▶ _Work to do_: Present the following entries again, word for word and in full.

--- start Data lines ---

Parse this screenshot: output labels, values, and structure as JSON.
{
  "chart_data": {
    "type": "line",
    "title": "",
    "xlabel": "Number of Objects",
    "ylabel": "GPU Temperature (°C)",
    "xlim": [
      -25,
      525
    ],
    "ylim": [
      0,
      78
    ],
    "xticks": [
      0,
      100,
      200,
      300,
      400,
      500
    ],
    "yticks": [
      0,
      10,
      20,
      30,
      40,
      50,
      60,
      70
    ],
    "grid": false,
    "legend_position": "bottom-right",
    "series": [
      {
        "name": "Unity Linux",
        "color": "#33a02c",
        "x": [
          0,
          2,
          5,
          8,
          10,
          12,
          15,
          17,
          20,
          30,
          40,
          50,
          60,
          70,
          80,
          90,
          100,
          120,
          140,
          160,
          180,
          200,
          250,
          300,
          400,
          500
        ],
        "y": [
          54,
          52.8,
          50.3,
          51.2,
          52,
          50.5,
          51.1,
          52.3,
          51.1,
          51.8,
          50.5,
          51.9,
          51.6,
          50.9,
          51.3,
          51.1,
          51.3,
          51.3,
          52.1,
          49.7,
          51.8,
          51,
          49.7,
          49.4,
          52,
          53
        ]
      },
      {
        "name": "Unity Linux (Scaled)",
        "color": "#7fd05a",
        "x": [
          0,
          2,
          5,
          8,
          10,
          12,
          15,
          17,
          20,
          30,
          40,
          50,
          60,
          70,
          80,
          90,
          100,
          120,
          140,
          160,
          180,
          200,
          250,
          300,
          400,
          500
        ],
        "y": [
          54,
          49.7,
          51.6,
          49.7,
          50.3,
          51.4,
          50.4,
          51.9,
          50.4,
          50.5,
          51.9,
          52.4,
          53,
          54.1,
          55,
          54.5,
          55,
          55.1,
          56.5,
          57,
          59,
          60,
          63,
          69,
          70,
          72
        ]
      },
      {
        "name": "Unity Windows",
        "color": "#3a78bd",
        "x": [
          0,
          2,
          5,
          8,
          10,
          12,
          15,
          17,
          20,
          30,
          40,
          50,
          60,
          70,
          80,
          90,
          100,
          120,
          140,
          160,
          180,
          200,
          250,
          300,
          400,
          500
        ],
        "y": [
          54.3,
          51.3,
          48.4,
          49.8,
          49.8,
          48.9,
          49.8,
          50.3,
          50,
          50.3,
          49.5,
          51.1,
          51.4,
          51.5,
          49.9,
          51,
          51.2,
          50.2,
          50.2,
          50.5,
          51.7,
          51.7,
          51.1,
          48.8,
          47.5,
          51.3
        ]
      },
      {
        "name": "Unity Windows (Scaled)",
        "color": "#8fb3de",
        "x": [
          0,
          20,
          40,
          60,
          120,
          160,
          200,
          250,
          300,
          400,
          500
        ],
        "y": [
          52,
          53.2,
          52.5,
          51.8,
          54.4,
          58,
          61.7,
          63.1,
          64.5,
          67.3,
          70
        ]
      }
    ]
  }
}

--- end Data lines ---

▶ _Task solution_:
Parse this screenshot: output labels, values, and structure as JSON.
{
  "chart_data": {
    "type": "line",
    "title": "",
    "xlabel": "Number of Objects",
    "ylabel": "GPU Temperature (°C)",
    "xlim": [
      -25,
      525
    ],
    "ylim": [
      0,
      78
    ],
    "xticks": [
      0,
      100,
      200,
      300,
      400,
      500
    ],
    "yticks": [
      0,
      10,
      20,
      30,
      40,
      50,
      60,
      70
    ],
    "grid": false,
    "legend_position": "bottom-right",
    "series": [
      {
        "name": "Unity Linux",
        "color": "#33a02c",
        "x": [
          0,
          2,
          5,
          8,
          10,
          12,
          15,
          17,
          20,
          30,
          40,
          50,
          60,
          70,
          80,
          90,
          100,
          120,
          140,
          160,
          180,
          200,
          250,
          300,
          400,
          500
        ],
        "y": [
          54,
          52.8,
          50.3,
          51.2,
          52,
          50.5,
          51.1,
          52.3,
          51.1,
          51.8,
          50.5,
          51.9,
          51.6,
          50.9,
          51.3,
          51.1,
          51.3,
          51.3,
          52.1,
          49.7,
          51.8,
          51,
          49.7,
          49.4,
          52,
          53
        ]
      },
      {
        "name": "Unity Linux (Scaled)",
        "color": "#7fd05a",
        "x": [
          0,
          2,
          5,
          8,
          10,
          12,
          15,
          17,
          20,
          30,
          40,
          50,
          60,
          70,
          80,
          90,
          100,
          120,
          140,
          160,
          180,
          200,
          250,
          300,
          400,
          500
        ],
        "y": [
          54,
          49.7,
          51.6,
          49.7,
          50.3,
          51.4,
          50.4,
          51.9,
          50.4,
          50.5,
          51.9,
          52.4,
          53,
          54.1,
          55,
          54.5,
          55,
          55.1,
          56.5,
          57,
          59,
          60,
          63,
          69,
          70,
          72
        ]
      },
      {
        "name": "Unity Windows",
        "color": "#3a78bd",
        "x": [
          0,
          2,
          5,
          8,
          10,
          12,
          15,
          17,
          20,
          30,
          40,
          50,
          60,
          70,
          80,
          90,
          100,
          120,
          140,
          160,
          180,
          200,
          250,
          300,
          400,
          500
        ],
        "y": [
          54.3,
          51.3,
          48.4,
          49.8,
          49.8,
          48.9,
          49.8,
          50.3,
          50,
          50.3,
          49.5,
          51.1,
          51.4,
          51.5,
          49.9,
          51,
          51.2,
          50.2,
          50.2,
          50.5,
          51.7,
          51.7,
          51.1,
          48.8,
          47.5,
          51.3
        ]
      },
      {
        "name": "Unity Windows (Scaled)",
        "color": "#8fb3de",
        "x": [
          0,
          20,
          40,
          60,
          120,
          160,
          200,
          250,
          300,
          400,
          500
        ],
        "y": [
          52,
          53.2,
          52.5,
          51.8,
          54.4,
          58,
          61.7,
          63.1,
          64.5,
          67.3,
          70
        ]
      }
    ]
  }
}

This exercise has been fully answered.